INSTRUCTION:
Beginning at the line with "Give me a plain-text", output each line to the end of the listing below exactly, please.

Extracted data entries:
/---

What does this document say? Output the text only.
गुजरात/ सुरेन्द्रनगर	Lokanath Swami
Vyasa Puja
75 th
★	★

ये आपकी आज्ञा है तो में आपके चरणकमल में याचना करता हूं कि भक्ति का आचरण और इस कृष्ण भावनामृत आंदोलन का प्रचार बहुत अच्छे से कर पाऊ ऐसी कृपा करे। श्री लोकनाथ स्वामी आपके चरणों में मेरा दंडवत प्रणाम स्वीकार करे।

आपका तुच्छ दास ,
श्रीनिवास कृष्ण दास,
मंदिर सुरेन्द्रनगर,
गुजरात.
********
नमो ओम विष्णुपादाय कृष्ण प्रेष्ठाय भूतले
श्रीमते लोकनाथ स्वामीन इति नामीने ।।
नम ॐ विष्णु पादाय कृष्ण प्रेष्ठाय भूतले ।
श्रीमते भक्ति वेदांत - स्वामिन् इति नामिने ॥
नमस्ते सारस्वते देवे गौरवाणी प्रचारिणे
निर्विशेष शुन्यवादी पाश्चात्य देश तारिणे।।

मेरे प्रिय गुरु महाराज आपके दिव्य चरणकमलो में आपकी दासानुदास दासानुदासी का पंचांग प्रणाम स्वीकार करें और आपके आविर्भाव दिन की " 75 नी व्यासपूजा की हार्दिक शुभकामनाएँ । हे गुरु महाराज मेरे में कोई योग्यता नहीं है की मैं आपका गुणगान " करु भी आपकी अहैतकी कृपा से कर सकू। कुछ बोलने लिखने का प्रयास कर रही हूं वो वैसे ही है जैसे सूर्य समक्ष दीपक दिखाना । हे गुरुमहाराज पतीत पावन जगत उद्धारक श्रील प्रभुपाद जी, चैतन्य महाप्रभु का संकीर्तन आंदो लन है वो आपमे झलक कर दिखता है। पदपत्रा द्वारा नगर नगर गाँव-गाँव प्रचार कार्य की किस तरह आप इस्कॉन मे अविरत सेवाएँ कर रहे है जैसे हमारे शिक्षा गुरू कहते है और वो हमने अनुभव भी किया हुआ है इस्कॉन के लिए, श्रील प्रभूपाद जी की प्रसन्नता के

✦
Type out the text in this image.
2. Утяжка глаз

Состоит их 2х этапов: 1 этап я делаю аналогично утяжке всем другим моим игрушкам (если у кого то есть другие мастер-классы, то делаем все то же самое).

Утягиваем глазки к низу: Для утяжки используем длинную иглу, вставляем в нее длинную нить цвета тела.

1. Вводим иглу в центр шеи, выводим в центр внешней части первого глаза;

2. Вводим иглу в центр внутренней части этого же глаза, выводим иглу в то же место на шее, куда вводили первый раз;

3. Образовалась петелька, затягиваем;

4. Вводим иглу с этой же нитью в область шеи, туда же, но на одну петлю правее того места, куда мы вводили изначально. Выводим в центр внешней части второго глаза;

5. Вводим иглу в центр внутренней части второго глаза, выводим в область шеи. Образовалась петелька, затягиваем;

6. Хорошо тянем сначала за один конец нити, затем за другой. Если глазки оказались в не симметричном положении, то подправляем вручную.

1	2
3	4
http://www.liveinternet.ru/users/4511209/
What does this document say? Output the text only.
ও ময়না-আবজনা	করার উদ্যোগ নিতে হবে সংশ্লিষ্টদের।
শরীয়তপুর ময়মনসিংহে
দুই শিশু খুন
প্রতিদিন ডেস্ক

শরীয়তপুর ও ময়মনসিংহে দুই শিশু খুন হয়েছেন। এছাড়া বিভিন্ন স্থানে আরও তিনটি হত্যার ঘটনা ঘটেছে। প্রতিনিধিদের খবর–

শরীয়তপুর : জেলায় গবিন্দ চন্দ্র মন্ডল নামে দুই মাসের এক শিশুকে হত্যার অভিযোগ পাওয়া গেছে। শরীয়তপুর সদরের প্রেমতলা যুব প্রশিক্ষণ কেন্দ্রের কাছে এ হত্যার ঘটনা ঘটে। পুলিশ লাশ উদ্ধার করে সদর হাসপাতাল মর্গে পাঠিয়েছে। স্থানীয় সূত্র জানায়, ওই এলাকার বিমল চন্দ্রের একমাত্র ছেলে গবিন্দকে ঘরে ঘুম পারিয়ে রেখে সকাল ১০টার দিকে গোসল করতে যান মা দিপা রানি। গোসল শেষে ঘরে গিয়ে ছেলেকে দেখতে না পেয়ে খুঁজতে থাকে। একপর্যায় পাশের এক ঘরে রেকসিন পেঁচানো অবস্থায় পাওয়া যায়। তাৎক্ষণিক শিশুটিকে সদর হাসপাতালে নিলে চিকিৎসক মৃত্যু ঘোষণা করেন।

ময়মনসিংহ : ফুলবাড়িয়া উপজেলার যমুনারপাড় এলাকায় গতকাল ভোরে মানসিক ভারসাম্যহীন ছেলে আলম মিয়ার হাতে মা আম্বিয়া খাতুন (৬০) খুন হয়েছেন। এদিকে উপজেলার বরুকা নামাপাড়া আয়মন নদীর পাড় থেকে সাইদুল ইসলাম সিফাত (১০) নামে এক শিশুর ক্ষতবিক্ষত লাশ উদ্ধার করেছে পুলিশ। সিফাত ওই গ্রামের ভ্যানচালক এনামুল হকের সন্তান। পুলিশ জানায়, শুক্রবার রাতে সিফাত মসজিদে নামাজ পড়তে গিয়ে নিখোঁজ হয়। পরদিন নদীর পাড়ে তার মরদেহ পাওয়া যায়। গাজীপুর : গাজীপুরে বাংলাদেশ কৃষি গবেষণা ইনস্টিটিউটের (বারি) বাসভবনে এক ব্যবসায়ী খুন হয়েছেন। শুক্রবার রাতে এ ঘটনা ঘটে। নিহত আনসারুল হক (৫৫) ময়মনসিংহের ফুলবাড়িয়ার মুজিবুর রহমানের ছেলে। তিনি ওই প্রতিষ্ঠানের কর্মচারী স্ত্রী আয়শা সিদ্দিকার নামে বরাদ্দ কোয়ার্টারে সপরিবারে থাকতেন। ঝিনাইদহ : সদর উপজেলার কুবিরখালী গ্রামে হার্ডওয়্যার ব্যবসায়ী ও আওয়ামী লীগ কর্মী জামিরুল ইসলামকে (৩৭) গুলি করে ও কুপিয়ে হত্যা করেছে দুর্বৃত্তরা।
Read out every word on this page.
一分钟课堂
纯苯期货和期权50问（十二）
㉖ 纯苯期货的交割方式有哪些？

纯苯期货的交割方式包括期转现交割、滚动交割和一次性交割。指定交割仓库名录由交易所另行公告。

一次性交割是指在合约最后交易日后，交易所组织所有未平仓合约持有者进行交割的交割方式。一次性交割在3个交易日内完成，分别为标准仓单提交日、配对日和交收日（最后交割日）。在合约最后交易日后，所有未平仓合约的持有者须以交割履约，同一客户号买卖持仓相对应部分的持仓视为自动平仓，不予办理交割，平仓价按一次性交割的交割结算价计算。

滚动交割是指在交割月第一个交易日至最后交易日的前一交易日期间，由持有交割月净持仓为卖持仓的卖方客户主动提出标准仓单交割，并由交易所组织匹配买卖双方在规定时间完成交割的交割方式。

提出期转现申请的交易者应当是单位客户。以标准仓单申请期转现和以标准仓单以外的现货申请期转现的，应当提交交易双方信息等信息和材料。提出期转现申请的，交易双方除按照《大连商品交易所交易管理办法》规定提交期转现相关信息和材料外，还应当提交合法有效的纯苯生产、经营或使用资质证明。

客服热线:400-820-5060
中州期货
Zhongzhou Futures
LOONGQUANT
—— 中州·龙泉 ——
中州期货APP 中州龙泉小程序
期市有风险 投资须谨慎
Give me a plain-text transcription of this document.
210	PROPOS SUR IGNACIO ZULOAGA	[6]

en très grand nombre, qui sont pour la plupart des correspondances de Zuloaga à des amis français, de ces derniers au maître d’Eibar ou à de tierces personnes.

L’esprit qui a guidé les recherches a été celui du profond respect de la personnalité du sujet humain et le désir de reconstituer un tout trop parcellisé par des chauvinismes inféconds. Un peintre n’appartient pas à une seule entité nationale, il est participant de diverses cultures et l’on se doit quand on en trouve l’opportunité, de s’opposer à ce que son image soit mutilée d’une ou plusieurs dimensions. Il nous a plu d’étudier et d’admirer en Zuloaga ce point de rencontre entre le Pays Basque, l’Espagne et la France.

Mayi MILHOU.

\---

WRITTEN ANSWER:
Give me a plain-text transcription of this document.
210	PROPOS SUR IGNACIO ZULOAGA	[6]

en très grand nombre, qui sont pour la plupart des correspondances de Zuloaga à des amis français, de ces derniers au maître d’Eibar ou à de tierces personnes.

L’esprit qui a guidé les recherches a été celui du profond respect de la personnalité du sujet humain et le désir de reconstituer un tout trop parcellisé par des chauvinismes inféconds. Un peintre n’appartient pas à une seule entité nationale, il est participant de diverses cultures et l’on se doit quand on en trouve l’opportunité, de s’opposer à ce que son image soit mutilée d’une ou plusieurs dimensions. Il nous a plu d’étudier et d’admirer en Zuloaga ce point de rencontre entre le Pays Basque, l’Espagne et la France.

Mayi MILHOU.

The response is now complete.